- GIVEN INSTRUCTION
Output the records exactly as they appear, with no pictures included.

- DATA FOR THIS TASK
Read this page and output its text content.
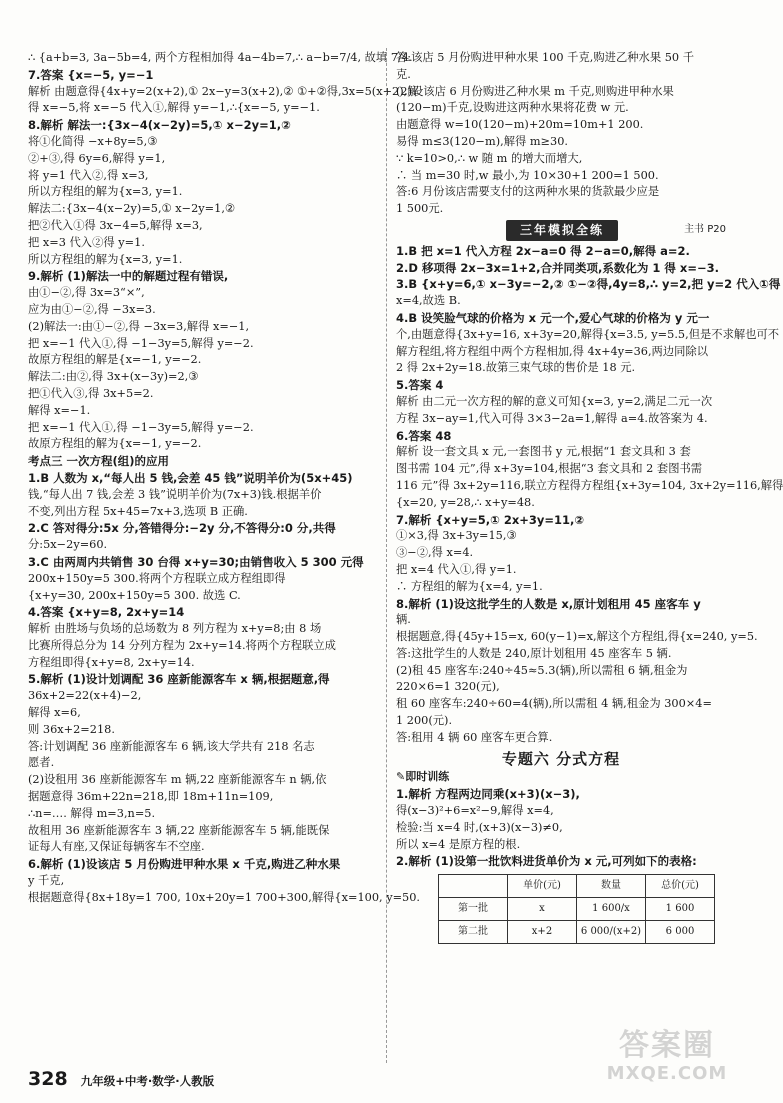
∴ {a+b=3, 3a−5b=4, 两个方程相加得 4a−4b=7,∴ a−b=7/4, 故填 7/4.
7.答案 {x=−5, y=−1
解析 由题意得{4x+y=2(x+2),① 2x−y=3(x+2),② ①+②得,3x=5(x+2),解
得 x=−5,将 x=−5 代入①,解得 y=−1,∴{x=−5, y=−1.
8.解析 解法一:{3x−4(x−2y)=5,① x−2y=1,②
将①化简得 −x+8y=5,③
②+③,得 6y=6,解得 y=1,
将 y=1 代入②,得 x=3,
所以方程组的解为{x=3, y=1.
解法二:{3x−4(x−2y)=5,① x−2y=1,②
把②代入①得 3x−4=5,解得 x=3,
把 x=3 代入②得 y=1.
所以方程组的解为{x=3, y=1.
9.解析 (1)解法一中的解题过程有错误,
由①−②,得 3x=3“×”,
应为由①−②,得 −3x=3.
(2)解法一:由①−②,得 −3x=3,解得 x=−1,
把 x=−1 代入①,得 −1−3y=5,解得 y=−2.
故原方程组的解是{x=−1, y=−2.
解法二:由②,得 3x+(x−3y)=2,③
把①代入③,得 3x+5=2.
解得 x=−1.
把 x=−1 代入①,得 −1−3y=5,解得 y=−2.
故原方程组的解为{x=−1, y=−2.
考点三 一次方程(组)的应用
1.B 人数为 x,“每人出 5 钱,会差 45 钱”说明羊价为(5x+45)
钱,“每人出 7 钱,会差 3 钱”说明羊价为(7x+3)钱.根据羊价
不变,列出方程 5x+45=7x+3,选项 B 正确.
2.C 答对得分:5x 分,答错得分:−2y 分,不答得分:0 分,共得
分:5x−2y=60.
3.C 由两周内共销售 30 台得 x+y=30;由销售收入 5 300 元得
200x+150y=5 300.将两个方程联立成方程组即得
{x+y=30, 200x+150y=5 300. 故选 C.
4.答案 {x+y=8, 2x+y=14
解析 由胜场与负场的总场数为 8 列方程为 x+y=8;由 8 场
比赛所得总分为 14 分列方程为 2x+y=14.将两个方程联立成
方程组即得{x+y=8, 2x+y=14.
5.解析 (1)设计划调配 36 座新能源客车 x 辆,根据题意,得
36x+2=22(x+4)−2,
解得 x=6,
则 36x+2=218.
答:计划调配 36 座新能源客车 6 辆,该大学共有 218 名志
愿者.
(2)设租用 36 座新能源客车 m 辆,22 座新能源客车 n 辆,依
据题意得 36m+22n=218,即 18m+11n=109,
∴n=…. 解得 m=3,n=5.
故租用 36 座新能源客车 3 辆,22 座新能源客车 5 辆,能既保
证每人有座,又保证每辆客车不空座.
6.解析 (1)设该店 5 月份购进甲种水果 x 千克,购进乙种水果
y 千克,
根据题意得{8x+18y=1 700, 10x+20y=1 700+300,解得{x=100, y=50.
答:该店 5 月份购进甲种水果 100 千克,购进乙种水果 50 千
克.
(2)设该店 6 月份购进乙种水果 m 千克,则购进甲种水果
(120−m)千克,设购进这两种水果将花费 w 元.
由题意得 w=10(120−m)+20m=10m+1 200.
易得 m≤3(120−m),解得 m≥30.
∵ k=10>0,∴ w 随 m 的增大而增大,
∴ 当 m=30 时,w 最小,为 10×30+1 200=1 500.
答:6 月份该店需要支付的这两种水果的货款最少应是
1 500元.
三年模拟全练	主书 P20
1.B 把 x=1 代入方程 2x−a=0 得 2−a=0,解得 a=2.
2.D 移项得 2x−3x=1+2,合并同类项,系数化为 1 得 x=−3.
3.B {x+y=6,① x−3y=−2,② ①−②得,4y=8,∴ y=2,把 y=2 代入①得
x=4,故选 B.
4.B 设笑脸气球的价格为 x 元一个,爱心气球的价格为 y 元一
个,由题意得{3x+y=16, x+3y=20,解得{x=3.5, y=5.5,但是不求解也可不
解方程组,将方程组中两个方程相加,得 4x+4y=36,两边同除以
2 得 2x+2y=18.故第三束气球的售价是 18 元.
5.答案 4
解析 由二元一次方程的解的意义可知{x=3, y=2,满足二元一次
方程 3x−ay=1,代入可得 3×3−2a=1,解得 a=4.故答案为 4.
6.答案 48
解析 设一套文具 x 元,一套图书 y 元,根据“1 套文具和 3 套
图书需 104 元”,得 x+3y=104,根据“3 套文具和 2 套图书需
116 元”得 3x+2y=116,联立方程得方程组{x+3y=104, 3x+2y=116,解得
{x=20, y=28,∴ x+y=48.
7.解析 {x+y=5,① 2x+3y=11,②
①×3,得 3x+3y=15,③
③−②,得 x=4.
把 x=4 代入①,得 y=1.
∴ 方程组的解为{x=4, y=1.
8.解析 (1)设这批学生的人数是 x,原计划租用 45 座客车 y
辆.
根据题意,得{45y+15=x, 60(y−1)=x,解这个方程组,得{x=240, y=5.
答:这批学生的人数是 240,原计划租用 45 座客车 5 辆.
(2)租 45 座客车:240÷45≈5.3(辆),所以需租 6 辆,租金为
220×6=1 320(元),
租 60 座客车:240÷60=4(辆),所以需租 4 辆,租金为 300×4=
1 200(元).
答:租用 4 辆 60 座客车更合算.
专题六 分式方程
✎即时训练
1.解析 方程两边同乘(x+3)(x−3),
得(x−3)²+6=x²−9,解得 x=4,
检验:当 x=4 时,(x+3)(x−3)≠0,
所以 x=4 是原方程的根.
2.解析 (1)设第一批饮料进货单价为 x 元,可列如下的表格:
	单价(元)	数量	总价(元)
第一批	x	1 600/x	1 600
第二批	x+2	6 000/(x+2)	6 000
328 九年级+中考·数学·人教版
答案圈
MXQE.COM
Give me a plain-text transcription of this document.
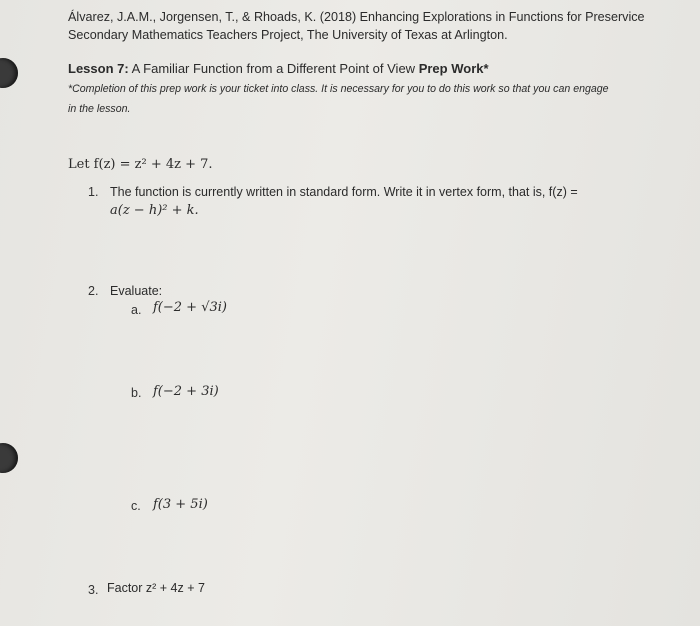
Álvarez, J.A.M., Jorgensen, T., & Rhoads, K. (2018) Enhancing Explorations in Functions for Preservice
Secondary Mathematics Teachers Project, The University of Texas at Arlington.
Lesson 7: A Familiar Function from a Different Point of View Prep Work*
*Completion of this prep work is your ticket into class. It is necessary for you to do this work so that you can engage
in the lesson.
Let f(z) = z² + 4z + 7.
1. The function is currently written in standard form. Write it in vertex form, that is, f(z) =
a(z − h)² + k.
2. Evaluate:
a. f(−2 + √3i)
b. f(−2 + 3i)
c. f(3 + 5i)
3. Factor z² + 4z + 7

- RIGHT ANSWER
Read this page and output its text content.
∴ {a+b=3, 3a−5b=4, 两个方程相加得 4a−4b=7,∴ a−b=7/4, 故填 7/4.
7.答案 {x=−5, y=−1
解析 由题意得{4x+y=2(x+2),① 2x−y=3(x+2),② ①+②得,3x=5(x+2),解
得 x=−5,将 x=−5 代入①,解得 y=−1,∴{x=−5, y=−1.
8.解析 解法一:{3x−4(x−2y)=5,① x−2y=1,②
将①化简得 −x+8y=5,③
②+③,得 6y=6,解得 y=1,
将 y=1 代入②,得 x=3,
所以方程组的解为{x=3, y=1.
解法二:{3x−4(x−2y)=5,① x−2y=1,②
把②代入①得 3x−4=5,解得 x=3,
把 x=3 代入②得 y=1.
所以方程组的解为{x=3, y=1.
9.解析 (1)解法一中的解题过程有错误,
由①−②,得 3x=3“×”,
应为由①−②,得 −3x=3.
(2)解法一:由①−②,得 −3x=3,解得 x=−1,
把 x=−1 代入①,得 −1−3y=5,解得 y=−2.
故原方程组的解是{x=−1, y=−2.
解法二:由②,得 3x+(x−3y)=2,③
把①代入③,得 3x+5=2.
解得 x=−1.
把 x=−1 代入①,得 −1−3y=5,解得 y=−2.
故原方程组的解为{x=−1, y=−2.
考点三 一次方程(组)的应用
1.B 人数为 x,“每人出 5 钱,会差 45 钱”说明羊价为(5x+45)
钱,“每人出 7 钱,会差 3 钱”说明羊价为(7x+3)钱.根据羊价
不变,列出方程 5x+45=7x+3,选项 B 正确.
2.C 答对得分:5x 分,答错得分:−2y 分,不答得分:0 分,共得
分:5x−2y=60.
3.C 由两周内共销售 30 台得 x+y=30;由销售收入 5 300 元得
200x+150y=5 300.将两个方程联立成方程组即得
{x+y=30, 200x+150y=5 300. 故选 C.
4.答案 {x+y=8, 2x+y=14
解析 由胜场与负场的总场数为 8 列方程为 x+y=8;由 8 场
比赛所得总分为 14 分列方程为 2x+y=14.将两个方程联立成
方程组即得{x+y=8, 2x+y=14.
5.解析 (1)设计划调配 36 座新能源客车 x 辆,根据题意,得
36x+2=22(x+4)−2,
解得 x=6,
则 36x+2=218.
答:计划调配 36 座新能源客车 6 辆,该大学共有 218 名志
愿者.
(2)设租用 36 座新能源客车 m 辆,22 座新能源客车 n 辆,依
据题意得 36m+22n=218,即 18m+11n=109,
∴n=…. 解得 m=3,n=5.
故租用 36 座新能源客车 3 辆,22 座新能源客车 5 辆,能既保
证每人有座,又保证每辆客车不空座.
6.解析 (1)设该店 5 月份购进甲种水果 x 千克,购进乙种水果
y 千克,
根据题意得{8x+18y=1 700, 10x+20y=1 700+300,解得{x=100, y=50.
答:该店 5 月份购进甲种水果 100 千克,购进乙种水果 50 千
克.
(2)设该店 6 月份购进乙种水果 m 千克,则购进甲种水果
(120−m)千克,设购进这两种水果将花费 w 元.
由题意得 w=10(120−m)+20m=10m+1 200.
易得 m≤3(120−m),解得 m≥30.
∵ k=10>0,∴ w 随 m 的增大而增大,
∴ 当 m=30 时,w 最小,为 10×30+1 200=1 500.
答:6 月份该店需要支付的这两种水果的货款最少应是
1 500元.
三年模拟全练	主书 P20
1.B 把 x=1 代入方程 2x−a=0 得 2−a=0,解得 a=2.
2.D 移项得 2x−3x=1+2,合并同类项,系数化为 1 得 x=−3.
3.B {x+y=6,① x−3y=−2,② ①−②得,4y=8,∴ y=2,把 y=2 代入①得
x=4,故选 B.
4.B 设笑脸气球的价格为 x 元一个,爱心气球的价格为 y 元一
个,由题意得{3x+y=16, x+3y=20,解得{x=3.5, y=5.5,但是不求解也可不
解方程组,将方程组中两个方程相加,得 4x+4y=36,两边同除以
2 得 2x+2y=18.故第三束气球的售价是 18 元.
5.答案 4
解析 由二元一次方程的解的意义可知{x=3, y=2,满足二元一次
方程 3x−ay=1,代入可得 3×3−2a=1,解得 a=4.故答案为 4.
6.答案 48
解析 设一套文具 x 元,一套图书 y 元,根据“1 套文具和 3 套
图书需 104 元”,得 x+3y=104,根据“3 套文具和 2 套图书需
116 元”得 3x+2y=116,联立方程得方程组{x+3y=104, 3x+2y=116,解得
{x=20, y=28,∴ x+y=48.
7.解析 {x+y=5,① 2x+3y=11,②
①×3,得 3x+3y=15,③
③−②,得 x=4.
把 x=4 代入①,得 y=1.
∴ 方程组的解为{x=4, y=1.
8.解析 (1)设这批学生的人数是 x,原计划租用 45 座客车 y
辆.
根据题意,得{45y+15=x, 60(y−1)=x,解这个方程组,得{x=240, y=5.
答:这批学生的人数是 240,原计划租用 45 座客车 5 辆.
(2)租 45 座客车:240÷45≈5.3(辆),所以需租 6 辆,租金为
220×6=1 320(元),
租 60 座客车:240÷60=4(辆),所以需租 4 辆,租金为 300×4=
1 200(元).
答:租用 4 辆 60 座客车更合算.
专题六 分式方程
✎即时训练
1.解析 方程两边同乘(x+3)(x−3),
得(x−3)²+6=x²−9,解得 x=4,
检验:当 x=4 时,(x+3)(x−3)≠0,
所以 x=4 是原方程的根.
2.解析 (1)设第一批饮料进货单价为 x 元,可列如下的表格:
	单价(元)	数量	总价(元)
第一批	x	1 600/x	1 600
第二批	x+2	6 000/(x+2)	6 000
328 九年级+中考·数学·人教版
答案圈
MXQE.COM
Give me a plain-text transcription of this document.
Álvarez, J.A.M., Jorgensen, T., & Rhoads, K. (2018) Enhancing Explorations in Functions for Preservice
Secondary Mathematics Teachers Project, The University of Texas at Arlington.
Lesson 7: A Familiar Function from a Different Point of View Prep Work*
*Completion of this prep work is your ticket into class. It is necessary for you to do this work so that you can engage
in the lesson.
Let f(z) = z² + 4z + 7.
1. The function is currently written in standard form. Write it in vertex form, that is, f(z) =
a(z − h)² + k.
2. Evaluate:
a. f(−2 + √3i)
b. f(−2 + 3i)
c. f(3 + 5i)
3. Factor z² + 4z + 7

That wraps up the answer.